───── INFORMATION PROVIDED ─────

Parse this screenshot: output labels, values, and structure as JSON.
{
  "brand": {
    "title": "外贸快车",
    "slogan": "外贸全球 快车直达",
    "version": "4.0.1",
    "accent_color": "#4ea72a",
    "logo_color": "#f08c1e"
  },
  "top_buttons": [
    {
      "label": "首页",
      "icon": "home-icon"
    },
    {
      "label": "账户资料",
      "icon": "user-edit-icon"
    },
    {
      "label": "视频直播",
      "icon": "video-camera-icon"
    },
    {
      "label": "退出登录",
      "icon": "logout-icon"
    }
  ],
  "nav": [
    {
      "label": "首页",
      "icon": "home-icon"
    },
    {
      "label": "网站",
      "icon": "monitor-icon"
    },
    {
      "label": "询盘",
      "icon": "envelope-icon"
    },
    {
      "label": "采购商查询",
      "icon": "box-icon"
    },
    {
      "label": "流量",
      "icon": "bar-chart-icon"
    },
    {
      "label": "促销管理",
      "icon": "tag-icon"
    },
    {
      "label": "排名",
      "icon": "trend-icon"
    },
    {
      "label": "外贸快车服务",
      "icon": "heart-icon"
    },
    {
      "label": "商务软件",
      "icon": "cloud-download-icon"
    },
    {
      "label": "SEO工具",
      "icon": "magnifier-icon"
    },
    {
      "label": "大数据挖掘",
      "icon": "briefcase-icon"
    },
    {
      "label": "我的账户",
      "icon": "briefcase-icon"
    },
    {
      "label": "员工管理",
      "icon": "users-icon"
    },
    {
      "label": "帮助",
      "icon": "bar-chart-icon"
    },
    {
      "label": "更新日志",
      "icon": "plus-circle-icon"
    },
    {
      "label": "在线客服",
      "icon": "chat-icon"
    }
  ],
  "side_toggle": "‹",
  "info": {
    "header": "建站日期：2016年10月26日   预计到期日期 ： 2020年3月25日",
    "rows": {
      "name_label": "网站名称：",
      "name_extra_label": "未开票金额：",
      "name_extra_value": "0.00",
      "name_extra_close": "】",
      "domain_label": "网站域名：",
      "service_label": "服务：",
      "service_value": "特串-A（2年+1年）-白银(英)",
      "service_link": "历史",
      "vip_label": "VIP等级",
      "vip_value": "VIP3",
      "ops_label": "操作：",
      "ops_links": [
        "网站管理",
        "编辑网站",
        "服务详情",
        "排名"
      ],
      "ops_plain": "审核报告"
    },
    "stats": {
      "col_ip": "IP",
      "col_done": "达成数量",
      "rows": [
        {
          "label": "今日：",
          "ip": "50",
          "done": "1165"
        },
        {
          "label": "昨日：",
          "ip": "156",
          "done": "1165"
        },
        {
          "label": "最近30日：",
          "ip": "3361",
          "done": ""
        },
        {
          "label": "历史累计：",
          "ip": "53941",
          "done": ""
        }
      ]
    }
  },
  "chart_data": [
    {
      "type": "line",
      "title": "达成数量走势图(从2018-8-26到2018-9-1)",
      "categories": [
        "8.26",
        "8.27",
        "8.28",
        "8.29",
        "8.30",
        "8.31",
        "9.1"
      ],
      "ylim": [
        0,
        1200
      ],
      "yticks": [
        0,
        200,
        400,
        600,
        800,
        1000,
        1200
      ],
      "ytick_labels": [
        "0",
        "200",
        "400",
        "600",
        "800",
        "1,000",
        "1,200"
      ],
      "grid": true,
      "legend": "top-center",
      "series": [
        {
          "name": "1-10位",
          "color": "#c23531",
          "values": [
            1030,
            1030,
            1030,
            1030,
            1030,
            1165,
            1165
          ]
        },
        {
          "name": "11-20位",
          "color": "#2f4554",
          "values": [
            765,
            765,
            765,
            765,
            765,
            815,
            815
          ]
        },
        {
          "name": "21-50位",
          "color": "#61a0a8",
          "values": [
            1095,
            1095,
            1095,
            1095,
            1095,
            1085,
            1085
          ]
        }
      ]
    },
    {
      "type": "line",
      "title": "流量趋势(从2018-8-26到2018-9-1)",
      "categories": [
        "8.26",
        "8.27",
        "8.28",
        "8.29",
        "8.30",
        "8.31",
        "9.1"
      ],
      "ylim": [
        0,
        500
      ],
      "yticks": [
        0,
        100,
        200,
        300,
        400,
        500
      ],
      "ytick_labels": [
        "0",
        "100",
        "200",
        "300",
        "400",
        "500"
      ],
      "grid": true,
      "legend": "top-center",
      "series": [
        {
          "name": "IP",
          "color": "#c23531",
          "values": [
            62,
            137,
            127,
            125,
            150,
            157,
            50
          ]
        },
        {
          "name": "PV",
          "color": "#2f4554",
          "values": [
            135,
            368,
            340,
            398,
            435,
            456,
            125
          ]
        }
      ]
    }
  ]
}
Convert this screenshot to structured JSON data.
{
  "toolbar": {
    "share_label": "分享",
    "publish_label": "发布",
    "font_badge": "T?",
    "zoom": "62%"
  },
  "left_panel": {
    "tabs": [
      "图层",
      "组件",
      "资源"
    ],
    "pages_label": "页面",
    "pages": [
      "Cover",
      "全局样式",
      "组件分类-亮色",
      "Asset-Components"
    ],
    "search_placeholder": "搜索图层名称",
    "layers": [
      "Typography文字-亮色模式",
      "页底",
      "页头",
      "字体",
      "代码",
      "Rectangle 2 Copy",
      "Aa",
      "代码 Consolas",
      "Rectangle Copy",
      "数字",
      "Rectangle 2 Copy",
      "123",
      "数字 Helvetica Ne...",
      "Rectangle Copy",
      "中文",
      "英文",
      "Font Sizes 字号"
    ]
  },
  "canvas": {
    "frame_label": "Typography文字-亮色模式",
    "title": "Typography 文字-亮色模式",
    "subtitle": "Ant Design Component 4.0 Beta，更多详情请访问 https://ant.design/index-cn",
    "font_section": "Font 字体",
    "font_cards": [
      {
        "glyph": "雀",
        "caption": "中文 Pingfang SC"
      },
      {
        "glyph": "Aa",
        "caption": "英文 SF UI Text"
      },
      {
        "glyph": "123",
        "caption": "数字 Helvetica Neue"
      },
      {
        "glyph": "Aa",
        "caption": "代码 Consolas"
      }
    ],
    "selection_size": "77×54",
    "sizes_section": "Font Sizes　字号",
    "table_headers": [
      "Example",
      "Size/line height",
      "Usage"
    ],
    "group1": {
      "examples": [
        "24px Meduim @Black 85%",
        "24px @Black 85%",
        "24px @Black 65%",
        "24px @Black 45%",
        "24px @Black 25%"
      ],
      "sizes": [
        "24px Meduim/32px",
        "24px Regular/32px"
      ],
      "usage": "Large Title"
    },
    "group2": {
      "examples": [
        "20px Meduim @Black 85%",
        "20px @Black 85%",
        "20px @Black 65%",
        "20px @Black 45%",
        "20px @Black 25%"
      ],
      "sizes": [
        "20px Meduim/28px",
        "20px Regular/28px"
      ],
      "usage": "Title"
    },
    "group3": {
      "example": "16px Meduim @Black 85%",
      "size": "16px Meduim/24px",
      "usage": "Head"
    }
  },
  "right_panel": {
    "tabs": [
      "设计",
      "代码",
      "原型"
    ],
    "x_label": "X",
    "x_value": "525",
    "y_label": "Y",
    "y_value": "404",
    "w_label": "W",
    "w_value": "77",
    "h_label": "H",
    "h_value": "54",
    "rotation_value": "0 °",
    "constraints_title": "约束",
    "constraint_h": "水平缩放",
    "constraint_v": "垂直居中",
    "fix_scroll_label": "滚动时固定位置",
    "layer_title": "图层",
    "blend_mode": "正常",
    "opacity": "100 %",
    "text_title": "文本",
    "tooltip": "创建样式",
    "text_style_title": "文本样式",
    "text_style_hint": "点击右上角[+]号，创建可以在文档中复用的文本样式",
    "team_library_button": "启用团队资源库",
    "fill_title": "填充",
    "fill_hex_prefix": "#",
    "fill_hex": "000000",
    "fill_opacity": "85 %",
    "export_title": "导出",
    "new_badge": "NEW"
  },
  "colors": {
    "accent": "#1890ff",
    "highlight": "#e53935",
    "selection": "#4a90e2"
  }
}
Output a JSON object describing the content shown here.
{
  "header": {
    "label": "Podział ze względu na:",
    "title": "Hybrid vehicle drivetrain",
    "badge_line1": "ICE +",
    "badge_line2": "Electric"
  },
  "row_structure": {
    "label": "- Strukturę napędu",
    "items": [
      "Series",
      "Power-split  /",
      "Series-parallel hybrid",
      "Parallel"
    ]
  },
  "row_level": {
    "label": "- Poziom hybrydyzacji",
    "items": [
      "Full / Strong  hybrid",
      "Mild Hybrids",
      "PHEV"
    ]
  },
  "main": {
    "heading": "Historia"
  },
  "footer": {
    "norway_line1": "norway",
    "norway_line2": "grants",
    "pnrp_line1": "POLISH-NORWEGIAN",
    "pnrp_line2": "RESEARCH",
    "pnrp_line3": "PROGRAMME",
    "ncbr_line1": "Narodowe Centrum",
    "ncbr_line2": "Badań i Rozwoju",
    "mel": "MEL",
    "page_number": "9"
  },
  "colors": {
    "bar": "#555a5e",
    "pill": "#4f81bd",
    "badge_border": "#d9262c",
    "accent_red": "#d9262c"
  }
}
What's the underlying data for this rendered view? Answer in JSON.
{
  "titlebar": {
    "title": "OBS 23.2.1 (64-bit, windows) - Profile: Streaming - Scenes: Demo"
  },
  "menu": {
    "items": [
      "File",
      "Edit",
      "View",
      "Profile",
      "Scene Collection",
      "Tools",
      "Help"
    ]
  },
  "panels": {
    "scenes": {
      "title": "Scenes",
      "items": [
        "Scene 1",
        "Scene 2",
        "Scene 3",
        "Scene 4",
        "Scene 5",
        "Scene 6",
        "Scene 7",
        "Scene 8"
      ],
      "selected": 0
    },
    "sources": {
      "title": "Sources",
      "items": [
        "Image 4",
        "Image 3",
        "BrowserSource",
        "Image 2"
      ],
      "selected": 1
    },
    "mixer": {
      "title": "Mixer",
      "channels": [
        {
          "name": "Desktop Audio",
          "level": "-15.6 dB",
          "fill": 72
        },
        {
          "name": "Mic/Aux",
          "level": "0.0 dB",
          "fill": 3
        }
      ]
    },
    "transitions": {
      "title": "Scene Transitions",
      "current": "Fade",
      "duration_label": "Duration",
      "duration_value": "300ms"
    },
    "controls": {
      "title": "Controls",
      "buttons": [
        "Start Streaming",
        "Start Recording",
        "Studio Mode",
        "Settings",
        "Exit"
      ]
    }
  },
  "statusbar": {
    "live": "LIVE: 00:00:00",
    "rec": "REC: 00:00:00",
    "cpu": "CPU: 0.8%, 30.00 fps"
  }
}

─────

TASK PROMPT:
Reproduce the final stretch of the data above: every line from the one holding "What's the underlying" through the end, inclusive, exactly as written and nothing else.

RESULT FOR THIS TASK:
What's the underlying data for this rendered view? Answer in JSON.
{
  "titlebar": {
    "title": "OBS 23.2.1 (64-bit, windows) - Profile: Streaming - Scenes: Demo"
  },
  "menu": {
    "items": [
      "File",
      "Edit",
      "View",
      "Profile",
      "Scene Collection",
      "Tools",
      "Help"
    ]
  },
  "panels": {
    "scenes": {
      "title": "Scenes",
      "items": [
        "Scene 1",
        "Scene 2",
        "Scene 3",
        "Scene 4",
        "Scene 5",
        "Scene 6",
        "Scene 7",
        "Scene 8"
      ],
      "selected": 0
    },
    "sources": {
      "title": "Sources",
      "items": [
        "Image 4",
        "Image 3",
        "BrowserSource",
        "Image 2"
      ],
      "selected": 1
    },
    "mixer": {
      "title": "Mixer",
      "channels": [
        {
          "name": "Desktop Audio",
          "level": "-15.6 dB",
          "fill": 72
        },
        {
          "name": "Mic/Aux",
          "level": "0.0 dB",
          "fill": 3
        }
      ]
    },
    "transitions": {
      "title": "Scene Transitions",
      "current": "Fade",
      "duration_label": "Duration",
      "duration_value": "300ms"
    },
    "controls": {
      "title": "Controls",
      "buttons": [
        "Start Streaming",
        "Start Recording",
        "Studio Mode",
        "Settings",
        "Exit"
      ]
    }
  },
  "statusbar": {
    "live": "LIVE: 00:00:00",
    "rec": "REC: 00:00:00",
    "cpu": "CPU: 0.8%, 30.00 fps"
  }
}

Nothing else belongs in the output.